__Given instruction__
Copy every line of the listing exactly.

(Records from a dataset)
******
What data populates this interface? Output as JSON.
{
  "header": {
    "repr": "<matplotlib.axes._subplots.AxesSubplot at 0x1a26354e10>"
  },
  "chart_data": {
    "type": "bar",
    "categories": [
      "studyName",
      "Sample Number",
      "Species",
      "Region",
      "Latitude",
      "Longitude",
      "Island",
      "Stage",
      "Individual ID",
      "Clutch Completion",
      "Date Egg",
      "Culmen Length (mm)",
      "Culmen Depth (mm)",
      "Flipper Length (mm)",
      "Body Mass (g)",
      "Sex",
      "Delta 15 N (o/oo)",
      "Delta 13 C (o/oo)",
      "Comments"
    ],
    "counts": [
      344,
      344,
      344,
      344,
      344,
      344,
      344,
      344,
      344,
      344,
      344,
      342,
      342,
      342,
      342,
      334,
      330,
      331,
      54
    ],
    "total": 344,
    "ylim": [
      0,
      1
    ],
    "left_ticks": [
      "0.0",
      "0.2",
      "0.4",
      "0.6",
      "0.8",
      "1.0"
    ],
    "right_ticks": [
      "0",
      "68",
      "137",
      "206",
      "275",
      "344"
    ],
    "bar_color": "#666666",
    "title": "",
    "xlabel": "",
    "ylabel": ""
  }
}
******
__Reply to the exercise__
What data populates this interface? Output as JSON.
{
  "header": {
    "repr": "<matplotlib.axes._subplots.AxesSubplot at 0x1a26354e10>"
  },
  "chart_data": {
    "type": "bar",
    "categories": [
      "studyName",
      "Sample Number",
      "Species",
      "Region",
      "Latitude",
      "Longitude",
      "Island",
      "Stage",
      "Individual ID",
      "Clutch Completion",
      "Date Egg",
      "Culmen Length (mm)",
      "Culmen Depth (mm)",
      "Flipper Length (mm)",
      "Body Mass (g)",
      "Sex",
      "Delta 15 N (o/oo)",
      "Delta 13 C (o/oo)",
      "Comments"
    ],
    "counts": [
      344,
      344,
      344,
      344,
      344,
      344,
      344,
      344,
      344,
      344,
      344,
      342,
      342,
      342,
      342,
      334,
      330,
      331,
      54
    ],
    "total": 344,
    "ylim": [
      0,
      1
    ],
    "left_ticks": [
      "0.0",
      "0.2",
      "0.4",
      "0.6",
      "0.8",
      "1.0"
    ],
    "right_ticks": [
      "0",
      "68",
      "137",
      "206",
      "275",
      "344"
    ],
    "bar_color": "#666666",
    "title": "",
    "xlabel": "",
    "ylabel": ""
  }
}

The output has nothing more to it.